Exercise prompt: Every line with the word "Spiel" in it should be extracted from the data that follows.

Dataset extract:
______
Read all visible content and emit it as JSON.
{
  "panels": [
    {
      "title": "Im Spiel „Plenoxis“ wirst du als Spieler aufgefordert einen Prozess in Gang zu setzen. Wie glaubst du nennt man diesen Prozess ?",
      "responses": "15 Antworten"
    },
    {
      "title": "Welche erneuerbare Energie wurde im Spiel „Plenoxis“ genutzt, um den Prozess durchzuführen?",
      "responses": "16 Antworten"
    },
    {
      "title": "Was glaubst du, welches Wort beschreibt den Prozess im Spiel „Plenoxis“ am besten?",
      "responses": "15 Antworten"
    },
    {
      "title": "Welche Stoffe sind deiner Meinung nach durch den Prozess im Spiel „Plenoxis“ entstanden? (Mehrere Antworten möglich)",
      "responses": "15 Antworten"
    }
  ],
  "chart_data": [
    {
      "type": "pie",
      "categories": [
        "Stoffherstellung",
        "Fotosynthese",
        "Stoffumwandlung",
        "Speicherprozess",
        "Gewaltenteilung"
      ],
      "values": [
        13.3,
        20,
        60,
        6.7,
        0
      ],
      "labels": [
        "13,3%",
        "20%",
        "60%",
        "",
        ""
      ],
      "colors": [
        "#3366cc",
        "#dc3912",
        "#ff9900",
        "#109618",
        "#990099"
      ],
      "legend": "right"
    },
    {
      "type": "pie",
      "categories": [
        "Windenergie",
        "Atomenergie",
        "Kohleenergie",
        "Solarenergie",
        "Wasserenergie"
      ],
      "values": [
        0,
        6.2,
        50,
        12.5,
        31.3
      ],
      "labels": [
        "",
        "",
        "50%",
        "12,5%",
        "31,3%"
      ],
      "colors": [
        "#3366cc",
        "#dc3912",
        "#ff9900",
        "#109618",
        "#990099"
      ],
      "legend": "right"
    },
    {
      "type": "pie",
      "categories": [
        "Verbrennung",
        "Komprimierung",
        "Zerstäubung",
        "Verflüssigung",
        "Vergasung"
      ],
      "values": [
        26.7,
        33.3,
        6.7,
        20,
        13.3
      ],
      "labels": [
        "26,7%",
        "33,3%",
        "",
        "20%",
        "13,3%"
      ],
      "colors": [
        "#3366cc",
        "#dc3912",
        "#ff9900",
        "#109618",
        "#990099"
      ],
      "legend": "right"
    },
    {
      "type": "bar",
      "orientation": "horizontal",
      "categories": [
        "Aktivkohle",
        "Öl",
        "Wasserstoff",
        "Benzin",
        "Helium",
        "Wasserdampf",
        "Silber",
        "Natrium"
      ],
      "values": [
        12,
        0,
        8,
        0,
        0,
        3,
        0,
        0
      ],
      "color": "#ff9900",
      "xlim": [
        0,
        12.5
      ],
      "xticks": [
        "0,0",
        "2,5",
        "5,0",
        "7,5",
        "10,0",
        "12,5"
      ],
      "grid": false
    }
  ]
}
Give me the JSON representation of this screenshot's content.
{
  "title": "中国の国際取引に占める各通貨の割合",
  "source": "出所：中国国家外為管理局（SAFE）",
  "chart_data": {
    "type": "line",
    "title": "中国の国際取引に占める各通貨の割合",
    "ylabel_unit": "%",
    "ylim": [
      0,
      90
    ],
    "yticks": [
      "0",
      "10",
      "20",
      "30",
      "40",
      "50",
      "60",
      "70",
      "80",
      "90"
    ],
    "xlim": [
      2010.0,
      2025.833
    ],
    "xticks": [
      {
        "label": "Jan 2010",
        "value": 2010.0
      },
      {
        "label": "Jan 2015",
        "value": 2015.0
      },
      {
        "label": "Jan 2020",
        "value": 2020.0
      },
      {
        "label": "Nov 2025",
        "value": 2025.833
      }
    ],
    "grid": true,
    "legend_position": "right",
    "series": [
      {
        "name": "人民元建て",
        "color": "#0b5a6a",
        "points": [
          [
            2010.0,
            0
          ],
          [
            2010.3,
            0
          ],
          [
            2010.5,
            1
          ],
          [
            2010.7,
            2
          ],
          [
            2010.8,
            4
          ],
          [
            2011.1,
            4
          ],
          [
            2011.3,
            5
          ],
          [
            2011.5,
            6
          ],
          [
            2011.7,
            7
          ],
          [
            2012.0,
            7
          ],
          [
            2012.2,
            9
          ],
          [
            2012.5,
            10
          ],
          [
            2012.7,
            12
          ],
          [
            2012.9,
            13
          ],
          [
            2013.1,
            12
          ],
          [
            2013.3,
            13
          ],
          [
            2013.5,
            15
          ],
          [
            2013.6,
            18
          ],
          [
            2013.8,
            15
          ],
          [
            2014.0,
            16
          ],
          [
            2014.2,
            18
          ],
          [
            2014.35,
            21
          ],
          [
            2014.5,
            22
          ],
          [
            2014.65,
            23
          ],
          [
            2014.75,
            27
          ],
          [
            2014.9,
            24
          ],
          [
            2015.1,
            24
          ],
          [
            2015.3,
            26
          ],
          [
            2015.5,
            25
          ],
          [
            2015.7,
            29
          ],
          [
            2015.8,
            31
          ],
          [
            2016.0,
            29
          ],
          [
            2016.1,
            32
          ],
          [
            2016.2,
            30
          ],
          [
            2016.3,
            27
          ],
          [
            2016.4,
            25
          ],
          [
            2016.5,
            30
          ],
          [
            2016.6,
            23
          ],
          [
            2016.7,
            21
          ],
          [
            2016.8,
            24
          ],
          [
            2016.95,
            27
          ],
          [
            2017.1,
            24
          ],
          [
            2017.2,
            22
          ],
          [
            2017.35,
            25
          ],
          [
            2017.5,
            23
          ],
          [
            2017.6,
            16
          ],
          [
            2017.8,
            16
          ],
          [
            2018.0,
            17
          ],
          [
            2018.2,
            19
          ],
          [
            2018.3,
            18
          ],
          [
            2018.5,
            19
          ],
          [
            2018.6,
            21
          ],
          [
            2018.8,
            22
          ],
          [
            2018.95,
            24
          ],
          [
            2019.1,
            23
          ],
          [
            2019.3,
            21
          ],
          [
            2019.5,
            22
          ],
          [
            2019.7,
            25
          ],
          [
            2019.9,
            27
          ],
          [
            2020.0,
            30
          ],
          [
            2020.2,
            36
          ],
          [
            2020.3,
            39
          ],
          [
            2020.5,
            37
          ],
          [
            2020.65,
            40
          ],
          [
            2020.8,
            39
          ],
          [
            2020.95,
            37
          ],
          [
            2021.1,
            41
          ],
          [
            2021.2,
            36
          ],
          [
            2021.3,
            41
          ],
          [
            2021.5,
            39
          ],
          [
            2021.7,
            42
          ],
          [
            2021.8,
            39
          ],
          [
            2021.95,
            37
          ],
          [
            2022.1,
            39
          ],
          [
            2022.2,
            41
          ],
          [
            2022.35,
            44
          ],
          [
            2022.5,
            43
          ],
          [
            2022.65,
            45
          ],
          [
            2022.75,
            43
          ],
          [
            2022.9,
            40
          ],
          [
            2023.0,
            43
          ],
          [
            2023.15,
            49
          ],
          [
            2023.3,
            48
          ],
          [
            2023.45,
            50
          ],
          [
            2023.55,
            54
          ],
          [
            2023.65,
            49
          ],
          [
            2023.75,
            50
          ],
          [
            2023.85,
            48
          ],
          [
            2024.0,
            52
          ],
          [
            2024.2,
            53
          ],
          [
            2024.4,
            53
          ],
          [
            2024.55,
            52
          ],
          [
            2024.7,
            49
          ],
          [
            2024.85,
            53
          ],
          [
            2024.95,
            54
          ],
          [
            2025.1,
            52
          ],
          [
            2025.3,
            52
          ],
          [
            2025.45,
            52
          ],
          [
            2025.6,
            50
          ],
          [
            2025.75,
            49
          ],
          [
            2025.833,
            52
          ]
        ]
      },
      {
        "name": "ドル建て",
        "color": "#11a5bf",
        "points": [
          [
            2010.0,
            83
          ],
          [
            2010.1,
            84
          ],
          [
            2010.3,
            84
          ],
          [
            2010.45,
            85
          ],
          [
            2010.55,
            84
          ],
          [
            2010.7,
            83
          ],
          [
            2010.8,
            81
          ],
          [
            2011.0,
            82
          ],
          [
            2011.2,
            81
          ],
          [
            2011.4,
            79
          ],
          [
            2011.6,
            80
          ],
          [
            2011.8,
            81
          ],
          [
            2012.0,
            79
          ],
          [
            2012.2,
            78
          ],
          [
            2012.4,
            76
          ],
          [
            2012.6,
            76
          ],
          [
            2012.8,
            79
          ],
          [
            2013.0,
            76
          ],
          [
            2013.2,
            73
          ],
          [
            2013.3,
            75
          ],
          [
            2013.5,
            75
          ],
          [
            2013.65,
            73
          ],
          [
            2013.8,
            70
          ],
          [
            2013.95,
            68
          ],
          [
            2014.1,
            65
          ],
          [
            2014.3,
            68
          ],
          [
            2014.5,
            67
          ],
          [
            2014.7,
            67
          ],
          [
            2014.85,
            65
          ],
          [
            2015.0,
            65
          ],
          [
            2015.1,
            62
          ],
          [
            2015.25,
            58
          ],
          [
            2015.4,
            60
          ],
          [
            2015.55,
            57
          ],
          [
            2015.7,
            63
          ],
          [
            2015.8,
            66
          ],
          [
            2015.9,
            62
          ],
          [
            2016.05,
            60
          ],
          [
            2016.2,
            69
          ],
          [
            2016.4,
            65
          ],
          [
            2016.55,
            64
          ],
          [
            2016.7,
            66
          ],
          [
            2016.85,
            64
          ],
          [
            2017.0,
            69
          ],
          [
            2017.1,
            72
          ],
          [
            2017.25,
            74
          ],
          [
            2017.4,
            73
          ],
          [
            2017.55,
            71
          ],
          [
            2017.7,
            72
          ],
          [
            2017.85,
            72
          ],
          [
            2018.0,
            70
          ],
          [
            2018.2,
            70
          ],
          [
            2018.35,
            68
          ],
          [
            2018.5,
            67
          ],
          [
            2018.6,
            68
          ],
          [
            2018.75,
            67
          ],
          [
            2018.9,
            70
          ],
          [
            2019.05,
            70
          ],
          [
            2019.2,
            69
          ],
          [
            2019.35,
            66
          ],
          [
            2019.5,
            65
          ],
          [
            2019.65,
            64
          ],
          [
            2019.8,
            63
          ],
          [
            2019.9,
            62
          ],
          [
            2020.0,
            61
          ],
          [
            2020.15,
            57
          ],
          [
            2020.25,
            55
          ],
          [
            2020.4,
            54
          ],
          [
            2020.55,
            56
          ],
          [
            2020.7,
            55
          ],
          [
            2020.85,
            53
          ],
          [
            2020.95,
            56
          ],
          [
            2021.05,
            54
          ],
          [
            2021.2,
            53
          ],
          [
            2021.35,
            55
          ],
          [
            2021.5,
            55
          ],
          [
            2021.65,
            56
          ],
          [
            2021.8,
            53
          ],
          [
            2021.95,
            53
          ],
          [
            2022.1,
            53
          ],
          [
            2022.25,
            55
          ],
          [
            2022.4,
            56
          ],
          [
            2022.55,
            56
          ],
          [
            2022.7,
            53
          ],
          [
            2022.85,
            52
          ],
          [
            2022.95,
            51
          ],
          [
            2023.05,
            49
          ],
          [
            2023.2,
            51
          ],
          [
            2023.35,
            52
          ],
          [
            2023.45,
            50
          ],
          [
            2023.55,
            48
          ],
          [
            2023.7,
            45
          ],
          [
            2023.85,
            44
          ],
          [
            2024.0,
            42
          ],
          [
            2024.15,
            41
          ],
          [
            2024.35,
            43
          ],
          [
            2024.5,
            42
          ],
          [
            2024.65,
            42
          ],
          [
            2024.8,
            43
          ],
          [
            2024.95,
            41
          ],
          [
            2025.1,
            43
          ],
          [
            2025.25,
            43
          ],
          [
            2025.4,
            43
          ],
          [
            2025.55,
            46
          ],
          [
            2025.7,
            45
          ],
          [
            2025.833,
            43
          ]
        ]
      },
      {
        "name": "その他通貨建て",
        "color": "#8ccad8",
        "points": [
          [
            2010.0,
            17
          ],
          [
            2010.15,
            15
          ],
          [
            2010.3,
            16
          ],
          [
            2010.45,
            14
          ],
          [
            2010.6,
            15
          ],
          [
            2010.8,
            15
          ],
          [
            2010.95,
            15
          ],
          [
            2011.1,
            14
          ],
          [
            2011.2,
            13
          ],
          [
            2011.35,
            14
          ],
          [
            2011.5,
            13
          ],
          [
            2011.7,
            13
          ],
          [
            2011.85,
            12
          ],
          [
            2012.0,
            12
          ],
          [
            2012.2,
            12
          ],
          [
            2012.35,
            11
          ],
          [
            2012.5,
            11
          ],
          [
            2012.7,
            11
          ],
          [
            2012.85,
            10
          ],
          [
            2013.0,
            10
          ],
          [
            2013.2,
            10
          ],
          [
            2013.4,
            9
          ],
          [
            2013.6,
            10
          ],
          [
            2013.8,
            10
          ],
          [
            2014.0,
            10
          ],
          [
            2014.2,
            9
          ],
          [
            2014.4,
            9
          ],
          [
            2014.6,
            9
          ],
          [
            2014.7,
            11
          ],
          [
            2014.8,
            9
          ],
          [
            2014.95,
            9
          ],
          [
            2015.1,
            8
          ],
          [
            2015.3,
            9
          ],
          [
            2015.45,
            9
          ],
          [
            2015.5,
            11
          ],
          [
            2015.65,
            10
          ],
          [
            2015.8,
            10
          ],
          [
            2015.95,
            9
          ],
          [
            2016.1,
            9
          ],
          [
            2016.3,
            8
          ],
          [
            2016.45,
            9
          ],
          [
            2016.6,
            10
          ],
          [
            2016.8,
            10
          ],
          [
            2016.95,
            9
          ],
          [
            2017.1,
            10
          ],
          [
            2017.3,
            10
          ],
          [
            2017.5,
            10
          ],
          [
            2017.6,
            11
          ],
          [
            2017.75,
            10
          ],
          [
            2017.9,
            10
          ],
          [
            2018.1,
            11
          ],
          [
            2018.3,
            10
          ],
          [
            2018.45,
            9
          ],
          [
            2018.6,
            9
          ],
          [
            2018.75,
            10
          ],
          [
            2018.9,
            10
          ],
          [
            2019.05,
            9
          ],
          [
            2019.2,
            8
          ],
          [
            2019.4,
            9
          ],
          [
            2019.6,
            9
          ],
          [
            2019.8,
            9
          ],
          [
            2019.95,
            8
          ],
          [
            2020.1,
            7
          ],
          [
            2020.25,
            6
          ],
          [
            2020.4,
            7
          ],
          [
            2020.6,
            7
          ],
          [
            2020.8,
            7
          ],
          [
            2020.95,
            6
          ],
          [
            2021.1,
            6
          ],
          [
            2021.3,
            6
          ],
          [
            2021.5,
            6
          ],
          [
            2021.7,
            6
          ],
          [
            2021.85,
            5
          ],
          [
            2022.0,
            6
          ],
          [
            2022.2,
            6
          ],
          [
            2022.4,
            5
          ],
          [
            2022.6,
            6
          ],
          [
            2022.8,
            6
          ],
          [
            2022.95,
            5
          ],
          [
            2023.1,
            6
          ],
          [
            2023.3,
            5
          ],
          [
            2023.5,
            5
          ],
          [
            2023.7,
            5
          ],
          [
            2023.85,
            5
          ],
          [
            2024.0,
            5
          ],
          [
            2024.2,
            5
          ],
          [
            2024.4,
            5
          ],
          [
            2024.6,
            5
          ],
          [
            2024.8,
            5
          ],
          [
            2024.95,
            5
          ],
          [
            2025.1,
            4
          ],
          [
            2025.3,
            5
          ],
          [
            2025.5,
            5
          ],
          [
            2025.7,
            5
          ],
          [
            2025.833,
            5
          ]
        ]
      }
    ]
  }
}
______
The answer:
      "title": "Im Spiel „Plenoxis“ wirst du als Spieler aufgefordert einen Prozess in Gang zu setzen. Wie glaubst du nennt man diesen Prozess ?",
      "title": "Welche erneuerbare Energie wurde im Spiel „Plenoxis“ genutzt, um den Prozess durchzuführen?",
      "title": "Was glaubst du, welches Wort beschreibt den Prozess im Spiel „Plenoxis“ am besten?",
      "title": "Welche Stoffe sind deiner Meinung nach durch den Prozess im Spiel „Plenoxis“ entstanden? (Mehrere Antworten möglich)",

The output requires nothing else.